→ **EXCERPTED TEXT**

------------------------------------

In the case of fluorine, with an atomic number of 9, it indeed has 7 valence electrons in its outermost shell. Fluorine, like other atoms, has a tendency to achieve a stable electron configuration by filling its valence shell. In this process, the nucleus of the atom does play a significant role in attracting electrons, but it is not the only factor involved.
When an atom has fewer than 8 valence electrons, it tends to gain or share electrons to complete its valence shell and achieve a stable configuration, known as the octet rule. Fluorine, with 7 valence electrons, requires only one additional electron to complete its valence shell, which is energetically favorable.
In a chemical reaction or bonding situation, the outermost electrons of one atom can be attracted to the nucleus of another atom. This attraction is due to the electrostatic force of attraction between the positively charged nucleus and the negatively charged electrons. However, it's important to note that atoms themselves do not actively "pull" electrons towards them; rather, electrons are shared, gained, or lost during chemical interactions based on the electron configuration and the energetically favorable state.
In the case of fluorine, it tends to attract an additional electron from another atom to complete its valence shell and achieve a stable electron configuration. This is commonly observed in ionic bonding, where fluorine can gain an electron to form the fluoride ion (F-) or in covalent bonding, where it can share electrons with another atom to complete its valence shell.
In summary, while the nucleus plays a crucial role in attracting electrons, the tendency of atoms to gain or share electrons to achieve a stable electron configuration is determined by various factors, including the valence electron count and the octet rule.

------------------------------------

→ **INSTRUCTIONS FOR THE TASK**
Please answer these questions using the text on fluorine's valence electrons above:
1. How many valence electrons does fluorine have?
2. What ion does fluorine form when it gains an electron in ionic bonding?
3. What force causes the outermost electrons of one atom to be attracted to the nucleus of another?

------------------------------------

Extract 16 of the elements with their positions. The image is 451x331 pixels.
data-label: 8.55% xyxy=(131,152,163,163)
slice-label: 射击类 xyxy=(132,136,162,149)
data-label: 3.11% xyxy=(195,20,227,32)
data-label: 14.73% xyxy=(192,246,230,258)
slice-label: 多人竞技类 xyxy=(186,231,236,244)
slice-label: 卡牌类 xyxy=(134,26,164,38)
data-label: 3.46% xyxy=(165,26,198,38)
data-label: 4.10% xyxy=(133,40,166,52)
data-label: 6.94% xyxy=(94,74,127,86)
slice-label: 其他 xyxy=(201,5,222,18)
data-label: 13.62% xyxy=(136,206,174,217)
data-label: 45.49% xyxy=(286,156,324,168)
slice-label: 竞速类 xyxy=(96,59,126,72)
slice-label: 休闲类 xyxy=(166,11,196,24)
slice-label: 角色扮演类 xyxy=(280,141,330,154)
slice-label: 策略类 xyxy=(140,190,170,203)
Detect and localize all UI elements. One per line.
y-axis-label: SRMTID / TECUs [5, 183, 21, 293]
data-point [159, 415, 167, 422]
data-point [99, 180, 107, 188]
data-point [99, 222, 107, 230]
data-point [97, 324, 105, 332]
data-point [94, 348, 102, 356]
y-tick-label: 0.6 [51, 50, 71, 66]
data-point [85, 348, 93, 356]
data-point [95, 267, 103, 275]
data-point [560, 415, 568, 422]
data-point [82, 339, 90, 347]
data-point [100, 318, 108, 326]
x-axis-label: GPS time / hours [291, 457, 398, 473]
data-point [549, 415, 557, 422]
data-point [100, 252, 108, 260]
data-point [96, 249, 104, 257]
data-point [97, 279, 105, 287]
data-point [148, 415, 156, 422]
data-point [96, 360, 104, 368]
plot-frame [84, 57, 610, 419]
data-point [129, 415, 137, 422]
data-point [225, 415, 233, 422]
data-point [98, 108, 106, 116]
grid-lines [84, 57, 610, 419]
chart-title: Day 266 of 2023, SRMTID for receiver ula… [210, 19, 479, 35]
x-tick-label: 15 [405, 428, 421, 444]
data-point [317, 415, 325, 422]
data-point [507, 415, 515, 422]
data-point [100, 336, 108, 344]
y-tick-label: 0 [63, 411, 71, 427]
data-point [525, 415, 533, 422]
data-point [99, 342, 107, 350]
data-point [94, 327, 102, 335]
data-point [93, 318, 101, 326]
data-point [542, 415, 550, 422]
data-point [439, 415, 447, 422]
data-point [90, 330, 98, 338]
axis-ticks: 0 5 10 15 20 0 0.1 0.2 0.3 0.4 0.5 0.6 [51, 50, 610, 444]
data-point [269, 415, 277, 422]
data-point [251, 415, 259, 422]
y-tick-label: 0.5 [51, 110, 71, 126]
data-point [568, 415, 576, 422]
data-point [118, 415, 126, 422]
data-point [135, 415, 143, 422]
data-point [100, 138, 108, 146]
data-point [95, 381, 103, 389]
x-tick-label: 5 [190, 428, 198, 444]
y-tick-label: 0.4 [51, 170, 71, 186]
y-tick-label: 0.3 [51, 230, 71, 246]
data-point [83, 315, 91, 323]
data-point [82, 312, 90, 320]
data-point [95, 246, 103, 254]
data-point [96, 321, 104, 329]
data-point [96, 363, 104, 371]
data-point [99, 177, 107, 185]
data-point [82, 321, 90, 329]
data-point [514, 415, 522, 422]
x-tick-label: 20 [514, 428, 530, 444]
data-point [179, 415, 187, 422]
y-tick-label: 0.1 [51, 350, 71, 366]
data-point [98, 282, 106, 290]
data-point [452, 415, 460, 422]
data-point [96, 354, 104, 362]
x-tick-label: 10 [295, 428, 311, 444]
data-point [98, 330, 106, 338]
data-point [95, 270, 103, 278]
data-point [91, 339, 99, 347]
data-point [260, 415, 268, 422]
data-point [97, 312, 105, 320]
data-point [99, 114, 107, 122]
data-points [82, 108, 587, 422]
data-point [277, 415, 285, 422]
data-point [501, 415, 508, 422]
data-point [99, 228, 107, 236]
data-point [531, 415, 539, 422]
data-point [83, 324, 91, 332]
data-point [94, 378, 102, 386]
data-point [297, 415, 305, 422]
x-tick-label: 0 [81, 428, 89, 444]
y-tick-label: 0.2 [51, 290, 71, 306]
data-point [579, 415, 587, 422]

------------------------------------

→ **WRITTEN RESPONSE**
1. Seven.
2. The fluoride ion (F-).
3. The electrostatic force of attraction between the positively charged nucleus and the negatively charged electrons.